Begin EXERCISE MATERIAL

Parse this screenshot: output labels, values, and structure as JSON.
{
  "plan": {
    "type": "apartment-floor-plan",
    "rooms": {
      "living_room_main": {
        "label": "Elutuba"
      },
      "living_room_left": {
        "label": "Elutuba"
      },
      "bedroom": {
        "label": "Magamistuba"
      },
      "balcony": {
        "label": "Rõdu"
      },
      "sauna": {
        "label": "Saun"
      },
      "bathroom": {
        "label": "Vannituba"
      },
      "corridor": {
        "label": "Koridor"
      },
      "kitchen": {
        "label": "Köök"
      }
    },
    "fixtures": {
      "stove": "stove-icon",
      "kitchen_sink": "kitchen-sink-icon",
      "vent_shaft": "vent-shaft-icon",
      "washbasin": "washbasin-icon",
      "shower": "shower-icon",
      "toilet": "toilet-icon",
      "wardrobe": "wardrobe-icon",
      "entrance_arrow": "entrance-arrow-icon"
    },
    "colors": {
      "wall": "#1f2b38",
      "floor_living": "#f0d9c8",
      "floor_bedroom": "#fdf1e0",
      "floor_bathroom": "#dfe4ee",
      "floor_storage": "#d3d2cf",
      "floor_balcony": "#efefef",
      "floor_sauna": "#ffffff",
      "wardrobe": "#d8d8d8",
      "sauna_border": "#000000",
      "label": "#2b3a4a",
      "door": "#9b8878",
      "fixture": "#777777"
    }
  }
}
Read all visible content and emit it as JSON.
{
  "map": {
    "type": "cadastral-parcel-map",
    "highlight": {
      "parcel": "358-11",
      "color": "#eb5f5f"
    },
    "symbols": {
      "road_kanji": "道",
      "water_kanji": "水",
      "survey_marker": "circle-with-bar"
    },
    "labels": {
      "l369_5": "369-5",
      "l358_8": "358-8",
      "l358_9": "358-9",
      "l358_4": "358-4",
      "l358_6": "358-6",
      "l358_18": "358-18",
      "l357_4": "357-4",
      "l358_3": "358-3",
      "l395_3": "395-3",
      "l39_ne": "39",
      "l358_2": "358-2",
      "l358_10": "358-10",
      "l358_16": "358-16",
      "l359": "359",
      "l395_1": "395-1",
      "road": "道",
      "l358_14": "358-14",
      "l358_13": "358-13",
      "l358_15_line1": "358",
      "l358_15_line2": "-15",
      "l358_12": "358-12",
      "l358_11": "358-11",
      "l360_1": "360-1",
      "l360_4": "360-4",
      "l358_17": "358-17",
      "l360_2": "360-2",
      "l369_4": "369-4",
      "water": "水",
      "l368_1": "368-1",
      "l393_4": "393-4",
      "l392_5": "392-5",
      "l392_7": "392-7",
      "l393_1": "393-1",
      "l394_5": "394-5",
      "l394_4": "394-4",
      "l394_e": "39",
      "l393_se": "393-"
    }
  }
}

End EXERCISE MATERIAL

§ YOUR GOAL: Report the number of lines above containing the word "JSON", with no other text.

§ WORKED ANSWER: 2